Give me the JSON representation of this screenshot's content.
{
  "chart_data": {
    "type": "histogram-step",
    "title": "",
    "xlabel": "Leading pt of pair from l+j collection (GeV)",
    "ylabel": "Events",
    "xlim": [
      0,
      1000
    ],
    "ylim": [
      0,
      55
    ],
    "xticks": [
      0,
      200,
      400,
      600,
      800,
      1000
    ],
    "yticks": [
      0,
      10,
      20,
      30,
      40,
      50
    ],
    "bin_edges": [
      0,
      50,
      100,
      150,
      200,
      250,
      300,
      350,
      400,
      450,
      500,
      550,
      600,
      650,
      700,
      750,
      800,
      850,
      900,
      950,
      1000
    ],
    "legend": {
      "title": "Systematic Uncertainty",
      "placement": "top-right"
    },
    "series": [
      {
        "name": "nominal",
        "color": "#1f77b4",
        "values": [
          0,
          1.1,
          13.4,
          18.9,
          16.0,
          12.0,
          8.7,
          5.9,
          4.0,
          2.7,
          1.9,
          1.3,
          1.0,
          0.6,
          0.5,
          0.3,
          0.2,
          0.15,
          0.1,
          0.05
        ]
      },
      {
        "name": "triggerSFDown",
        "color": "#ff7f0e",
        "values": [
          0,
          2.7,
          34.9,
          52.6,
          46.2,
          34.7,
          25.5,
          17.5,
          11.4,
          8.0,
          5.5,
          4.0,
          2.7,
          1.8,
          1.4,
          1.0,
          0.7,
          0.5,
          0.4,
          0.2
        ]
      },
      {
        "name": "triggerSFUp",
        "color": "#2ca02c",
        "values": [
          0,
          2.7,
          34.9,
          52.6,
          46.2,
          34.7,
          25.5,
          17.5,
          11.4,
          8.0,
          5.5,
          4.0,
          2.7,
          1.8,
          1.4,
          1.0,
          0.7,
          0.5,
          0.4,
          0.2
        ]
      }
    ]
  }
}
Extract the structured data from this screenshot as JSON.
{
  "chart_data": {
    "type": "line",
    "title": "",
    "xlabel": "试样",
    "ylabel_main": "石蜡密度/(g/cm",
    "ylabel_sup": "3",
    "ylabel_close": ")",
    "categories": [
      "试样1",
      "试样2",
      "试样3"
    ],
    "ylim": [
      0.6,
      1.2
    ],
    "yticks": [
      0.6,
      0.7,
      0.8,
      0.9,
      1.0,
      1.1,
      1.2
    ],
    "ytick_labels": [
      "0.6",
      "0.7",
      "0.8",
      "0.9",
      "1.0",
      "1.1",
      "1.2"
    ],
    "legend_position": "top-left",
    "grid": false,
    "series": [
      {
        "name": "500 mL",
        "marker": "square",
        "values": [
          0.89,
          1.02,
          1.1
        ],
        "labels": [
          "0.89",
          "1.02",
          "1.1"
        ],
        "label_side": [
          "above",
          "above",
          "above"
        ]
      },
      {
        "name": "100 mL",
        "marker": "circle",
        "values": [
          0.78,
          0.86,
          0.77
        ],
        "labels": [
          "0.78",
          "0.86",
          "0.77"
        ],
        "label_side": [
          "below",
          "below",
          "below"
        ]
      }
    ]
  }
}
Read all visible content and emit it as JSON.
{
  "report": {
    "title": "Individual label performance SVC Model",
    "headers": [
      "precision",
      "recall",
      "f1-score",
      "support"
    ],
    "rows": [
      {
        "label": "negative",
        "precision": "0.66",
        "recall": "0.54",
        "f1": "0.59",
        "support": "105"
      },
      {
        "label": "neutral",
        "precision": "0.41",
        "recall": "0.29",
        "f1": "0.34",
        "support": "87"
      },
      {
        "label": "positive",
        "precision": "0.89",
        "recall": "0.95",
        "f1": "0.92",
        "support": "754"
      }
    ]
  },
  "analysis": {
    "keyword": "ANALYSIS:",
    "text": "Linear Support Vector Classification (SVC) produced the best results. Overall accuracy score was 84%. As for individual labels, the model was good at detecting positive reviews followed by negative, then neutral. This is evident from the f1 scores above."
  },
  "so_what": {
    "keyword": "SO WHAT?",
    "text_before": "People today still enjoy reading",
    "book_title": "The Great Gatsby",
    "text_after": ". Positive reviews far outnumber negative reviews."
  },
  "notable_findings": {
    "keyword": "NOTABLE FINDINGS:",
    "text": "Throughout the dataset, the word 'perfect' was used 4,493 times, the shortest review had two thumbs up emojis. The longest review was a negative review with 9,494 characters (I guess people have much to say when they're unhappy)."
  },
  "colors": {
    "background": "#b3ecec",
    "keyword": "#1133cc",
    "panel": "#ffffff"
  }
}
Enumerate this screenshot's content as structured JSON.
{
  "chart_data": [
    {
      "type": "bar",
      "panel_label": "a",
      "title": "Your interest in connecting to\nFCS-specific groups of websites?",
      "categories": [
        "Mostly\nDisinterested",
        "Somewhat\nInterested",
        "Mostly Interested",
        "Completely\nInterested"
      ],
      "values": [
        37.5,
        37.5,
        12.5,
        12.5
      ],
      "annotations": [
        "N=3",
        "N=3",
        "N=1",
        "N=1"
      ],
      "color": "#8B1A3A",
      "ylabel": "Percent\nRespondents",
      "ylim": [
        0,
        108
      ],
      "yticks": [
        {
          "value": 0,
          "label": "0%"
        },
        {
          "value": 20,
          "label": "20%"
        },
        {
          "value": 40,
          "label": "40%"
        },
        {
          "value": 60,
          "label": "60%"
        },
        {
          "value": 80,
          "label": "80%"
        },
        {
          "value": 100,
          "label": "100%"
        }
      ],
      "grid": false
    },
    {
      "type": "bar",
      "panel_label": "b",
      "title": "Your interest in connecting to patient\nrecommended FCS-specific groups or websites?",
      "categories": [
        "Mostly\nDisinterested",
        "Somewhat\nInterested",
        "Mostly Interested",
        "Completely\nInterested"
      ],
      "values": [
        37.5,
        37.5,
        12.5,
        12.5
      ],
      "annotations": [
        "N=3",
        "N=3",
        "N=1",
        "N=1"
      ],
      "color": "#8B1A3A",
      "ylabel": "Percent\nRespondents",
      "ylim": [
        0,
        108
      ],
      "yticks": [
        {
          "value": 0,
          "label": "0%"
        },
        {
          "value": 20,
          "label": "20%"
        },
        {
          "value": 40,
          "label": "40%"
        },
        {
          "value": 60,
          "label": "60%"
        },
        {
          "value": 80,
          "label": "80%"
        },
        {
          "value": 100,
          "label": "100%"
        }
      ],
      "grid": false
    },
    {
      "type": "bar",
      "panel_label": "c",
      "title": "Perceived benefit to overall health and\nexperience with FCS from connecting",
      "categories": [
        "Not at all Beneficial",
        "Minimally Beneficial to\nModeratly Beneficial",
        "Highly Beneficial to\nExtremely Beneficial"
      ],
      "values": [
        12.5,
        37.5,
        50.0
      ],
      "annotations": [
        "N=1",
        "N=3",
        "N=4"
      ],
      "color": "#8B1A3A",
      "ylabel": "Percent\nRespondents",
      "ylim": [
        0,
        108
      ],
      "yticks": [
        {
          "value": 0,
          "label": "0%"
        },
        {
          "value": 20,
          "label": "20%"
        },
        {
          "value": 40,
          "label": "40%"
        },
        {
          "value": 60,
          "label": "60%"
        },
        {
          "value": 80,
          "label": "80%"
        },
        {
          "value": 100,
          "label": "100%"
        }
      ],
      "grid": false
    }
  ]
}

◆ Required work: Print the listing above in its entirety, with every line exact.

◆ In response:
Give me the JSON representation of this screenshot's content.
{
  "chart_data": {
    "type": "histogram-step",
    "title": "",
    "xlabel": "Leading pt of pair from l+j collection (GeV)",
    "ylabel": "Events",
    "xlim": [
      0,
      1000
    ],
    "ylim": [
      0,
      55
    ],
    "xticks": [
      0,
      200,
      400,
      600,
      800,
      1000
    ],
    "yticks": [
      0,
      10,
      20,
      30,
      40,
      50
    ],
    "bin_edges": [
      0,
      50,
      100,
      150,
      200,
      250,
      300,
      350,
      400,
      450,
      500,
      550,
      600,
      650,
      700,
      750,
      800,
      850,
      900,
      950,
      1000
    ],
    "legend": {
      "title": "Systematic Uncertainty",
      "placement": "top-right"
    },
    "series": [
      {
        "name": "nominal",
        "color": "#1f77b4",
        "values": [
          0,
          1.1,
          13.4,
          18.9,
          16.0,
          12.0,
          8.7,
          5.9,
          4.0,
          2.7,
          1.9,
          1.3,
          1.0,
          0.6,
          0.5,
          0.3,
          0.2,
          0.15,
          0.1,
          0.05
        ]
      },
      {
        "name": "triggerSFDown",
        "color": "#ff7f0e",
        "values": [
          0,
          2.7,
          34.9,
          52.6,
          46.2,
          34.7,
          25.5,
          17.5,
          11.4,
          8.0,
          5.5,
          4.0,
          2.7,
          1.8,
          1.4,
          1.0,
          0.7,
          0.5,
          0.4,
          0.2
        ]
      },
      {
        "name": "triggerSFUp",
        "color": "#2ca02c",
        "values": [
          0,
          2.7,
          34.9,
          52.6,
          46.2,
          34.7,
          25.5,
          17.5,
          11.4,
          8.0,
          5.5,
          4.0,
          2.7,
          1.8,
          1.4,
          1.0,
          0.7,
          0.5,
          0.4,
          0.2
        ]
      }
    ]
  }
}
Extract the structured data from this screenshot as JSON.
{
  "chart_data": {
    "type": "line",
    "title": "",
    "xlabel": "试样",
    "ylabel_main": "石蜡密度/(g/cm",
    "ylabel_sup": "3",
    "ylabel_close": ")",
    "categories": [
      "试样1",
      "试样2",
      "试样3"
    ],
    "ylim": [
      0.6,
      1.2
    ],
    "yticks": [
      0.6,
      0.7,
      0.8,
      0.9,
      1.0,
      1.1,
      1.2
    ],
    "ytick_labels": [
      "0.6",
      "0.7",
      "0.8",
      "0.9",
      "1.0",
      "1.1",
      "1.2"
    ],
    "legend_position": "top-left",
    "grid": false,
    "series": [
      {
        "name": "500 mL",
        "marker": "square",
        "values": [
          0.89,
          1.02,
          1.1
        ],
        "labels": [
          "0.89",
          "1.02",
          "1.1"
        ],
        "label_side": [
          "above",
          "above",
          "above"
        ]
      },
      {
        "name": "100 mL",
        "marker": "circle",
        "values": [
          0.78,
          0.86,
          0.77
        ],
        "labels": [
          "0.78",
          "0.86",
          "0.77"
        ],
        "label_side": [
          "below",
          "below",
          "below"
        ]
      }
    ]
  }
}
Read all visible content and emit it as JSON.
{
  "report": {
    "title": "Individual label performance SVC Model",
    "headers": [
      "precision",
      "recall",
      "f1-score",
      "support"
    ],
    "rows": [
      {
        "label": "negative",
        "precision": "0.66",
        "recall": "0.54",
        "f1": "0.59",
        "support": "105"
      },
      {
        "label": "neutral",
        "precision": "0.41",
        "recall": "0.29",
        "f1": "0.34",
        "support": "87"
      },
      {
        "label": "positive",
        "precision": "0.89",
        "recall": "0.95",
        "f1": "0.92",
        "support": "754"
      }
    ]
  },
  "analysis": {
    "keyword": "ANALYSIS:",
    "text": "Linear Support Vector Classification (SVC) produced the best results. Overall accuracy score was 84%. As for individual labels, the model was good at detecting positive reviews followed by negative, then neutral. This is evident from the f1 scores above."
  },
  "so_what": {
    "keyword": "SO WHAT?",
    "text_before": "People today still enjoy reading",
    "book_title": "The Great Gatsby",
    "text_after": ". Positive reviews far outnumber negative reviews."
  },
  "notable_findings": {
    "keyword": "NOTABLE FINDINGS:",
    "text": "Throughout the dataset, the word 'perfect' was used 4,493 times, the shortest review had two thumbs up emojis. The longest review was a negative review with 9,494 characters (I guess people have much to say when they're unhappy)."
  },
  "colors": {
    "background": "#b3ecec",
    "keyword": "#1133cc",
    "panel": "#ffffff"
  }
}
Enumerate this screenshot's content as structured JSON.
{
  "chart_data": [
    {
      "type": "bar",
      "panel_label": "a",
      "title": "Your interest in connecting to\nFCS-specific groups of websites?",
      "categories": [
        "Mostly\nDisinterested",
        "Somewhat\nInterested",
        "Mostly Interested",
        "Completely\nInterested"
      ],
      "values": [
        37.5,
        37.5,
        12.5,
        12.5
      ],
      "annotations": [
        "N=3",
        "N=3",
        "N=1",
        "N=1"
      ],
      "color": "#8B1A3A",
      "ylabel": "Percent\nRespondents",
      "ylim": [
        0,
        108
      ],
      "yticks": [
        {
          "value": 0,
          "label": "0%"
        },
        {
          "value": 20,
          "label": "20%"
        },
        {
          "value": 40,
          "label": "40%"
        },
        {
          "value": 60,
          "label": "60%"
        },
        {
          "value": 80,
          "label": "80%"
        },
        {
          "value": 100,
          "label": "100%"
        }
      ],
      "grid": false
    },
    {
      "type": "bar",
      "panel_label": "b",
      "title": "Your interest in connecting to patient\nrecommended FCS-specific groups or websites?",
      "categories": [
        "Mostly\nDisinterested",
        "Somewhat\nInterested",
        "Mostly Interested",
        "Completely\nInterested"
      ],
      "values": [
        37.5,
        37.5,
        12.5,
        12.5
      ],
      "annotations": [
        "N=3",
        "N=3",
        "N=1",
        "N=1"
      ],
      "color": "#8B1A3A",
      "ylabel": "Percent\nRespondents",
      "ylim": [
        0,
        108
      ],
      "yticks": [
        {
          "value": 0,
          "label": "0%"
        },
        {
          "value": 20,
          "label": "20%"
        },
        {
          "value": 40,
          "label": "40%"
        },
        {
          "value": 60,
          "label": "60%"
        },
        {
          "value": 80,
          "label": "80%"
        },
        {
          "value": 100,
          "label": "100%"
        }
      ],
      "grid": false
    },
    {
      "type": "bar",
      "panel_label": "c",
      "title": "Perceived benefit to overall health and\nexperience with FCS from connecting",
      "categories": [
        "Not at all Beneficial",
        "Minimally Beneficial to\nModeratly Beneficial",
        "Highly Beneficial to\nExtremely Beneficial"
      ],
      "values": [
        12.5,
        37.5,
        50.0
      ],
      "annotations": [
        "N=1",
        "N=3",
        "N=4"
      ],
      "color": "#8B1A3A",
      "ylabel": "Percent\nRespondents",
      "ylim": [
        0,
        108
      ],
      "yticks": [
        {
          "value": 0,
          "label": "0%"
        },
        {
          "value": 20,
          "label": "20%"
        },
        {
          "value": 40,
          "label": "40%"
        },
        {
          "value": 60,
          "label": "60%"
        },
        {
          "value": 80,
          "label": "80%"
        },
        {
          "value": 100,
          "label": "100%"
        }
      ],
      "grid": false
    }
  ]
}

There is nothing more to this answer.